Images must not appear in your copy; reproduce every other part of the records exactly.

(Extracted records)

===

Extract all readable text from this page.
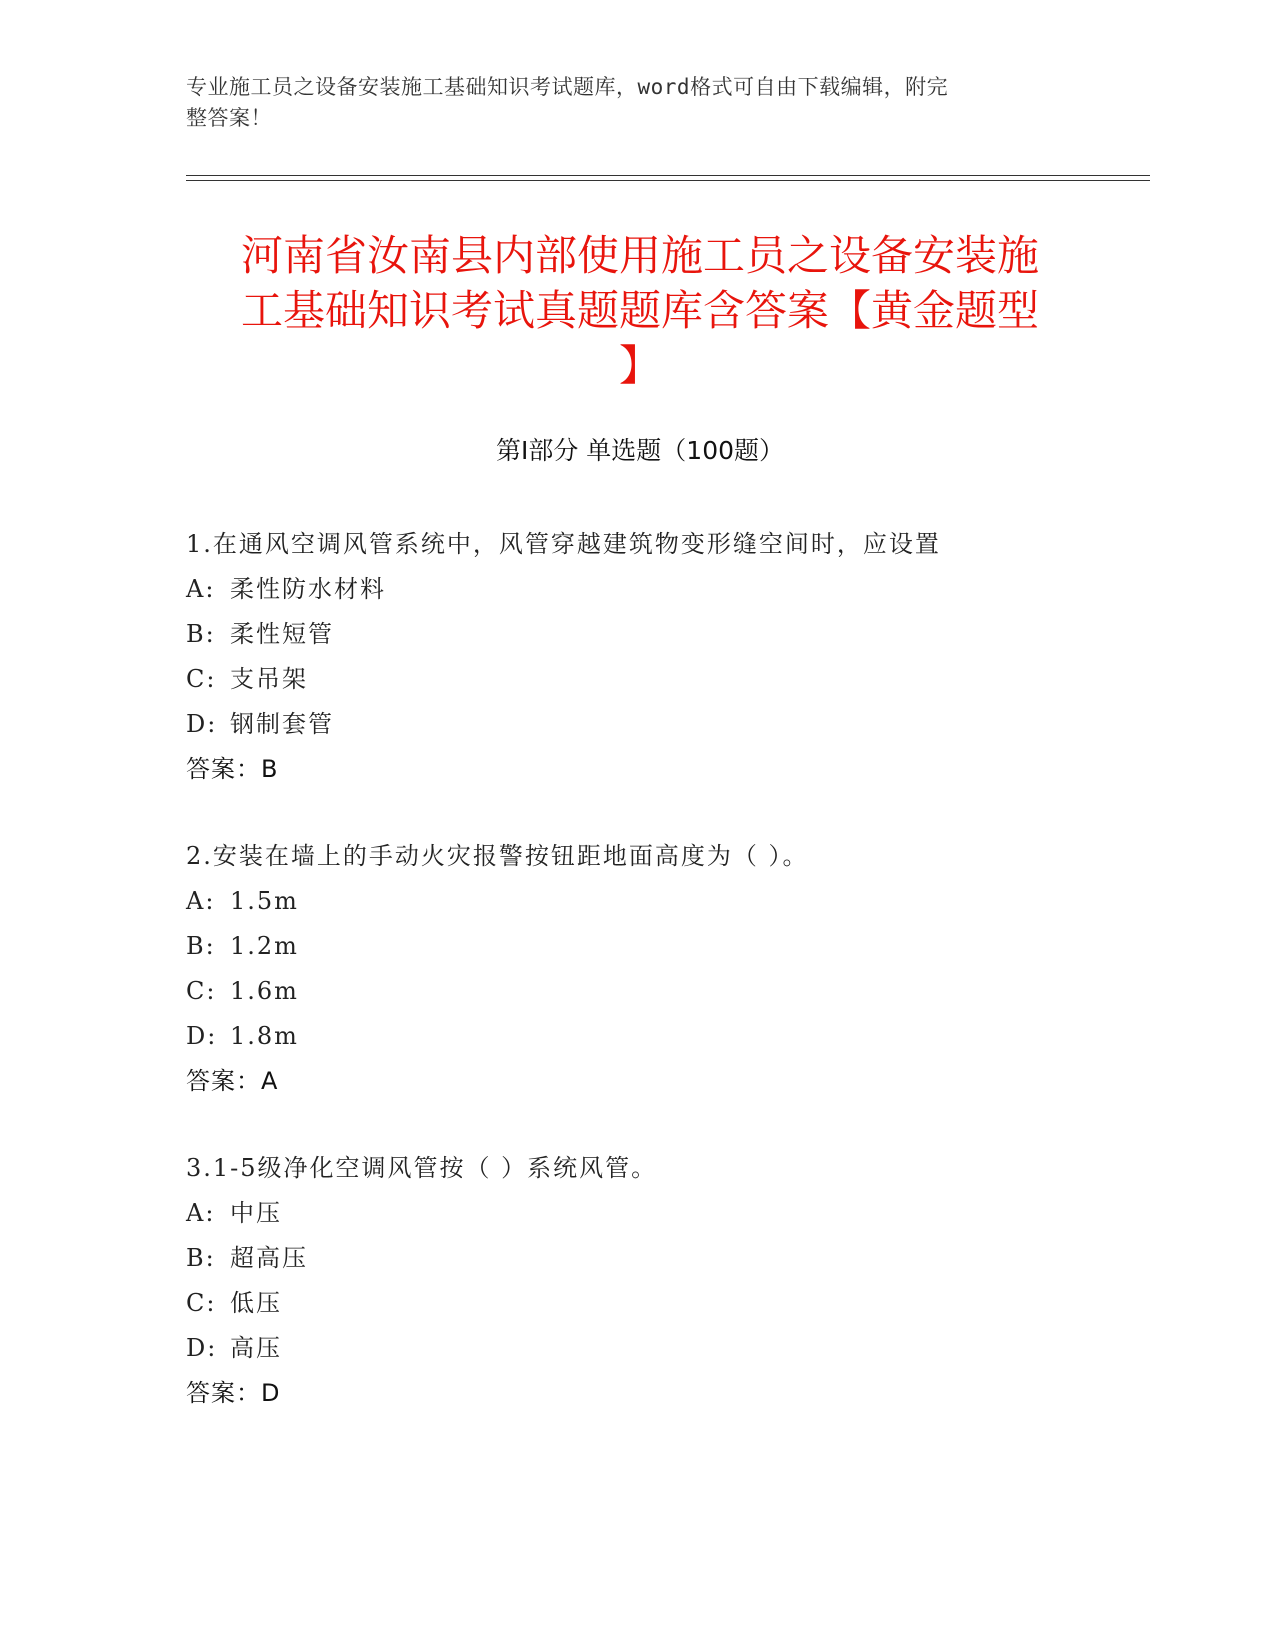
专业施工员之设备安装施工基础知识考试题库，word格式可自由下载编辑，附完
整答案！
河南省汝南县内部使用施工员之设备安装施
工基础知识考试真题题库含答案【黄金题型
】
第Ⅰ部分 单选题（100题）
1.在通风空调风管系统中，风管穿越建筑物变形缝空间时，应设置
A: 柔性防水材料
B: 柔性短管
C: 支吊架
D: 钢制套管
答案：B
2.安装在墙上的手动火灾报警按钮距地面高度为（ ）。
A: 1.5m
B: 1.2m
C: 1.6m
D: 1.8m
答案：A
3.1-5级净化空调风管按（ ）系统风管。
A: 中压
B: 超高压
C: 低压
D: 高压
答案：D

===

» SOLUTION BELOW:
Extract all readable text from this page.
专业施工员之设备安装施工基础知识考试题库，word格式可自由下载编辑，附完
整答案！
河南省汝南县内部使用施工员之设备安装施
工基础知识考试真题题库含答案【黄金题型
】
第Ⅰ部分 单选题（100题）
1.在通风空调风管系统中，风管穿越建筑物变形缝空间时，应设置
A: 柔性防水材料
B: 柔性短管
C: 支吊架
D: 钢制套管
答案：B
2.安装在墙上的手动火灾报警按钮距地面高度为（ ）。
A: 1.5m
B: 1.2m
C: 1.6m
D: 1.8m
答案：A
3.1-5级净化空调风管按（ ）系统风管。
A: 中压
B: 超高压
C: 低压
D: 高压
答案：D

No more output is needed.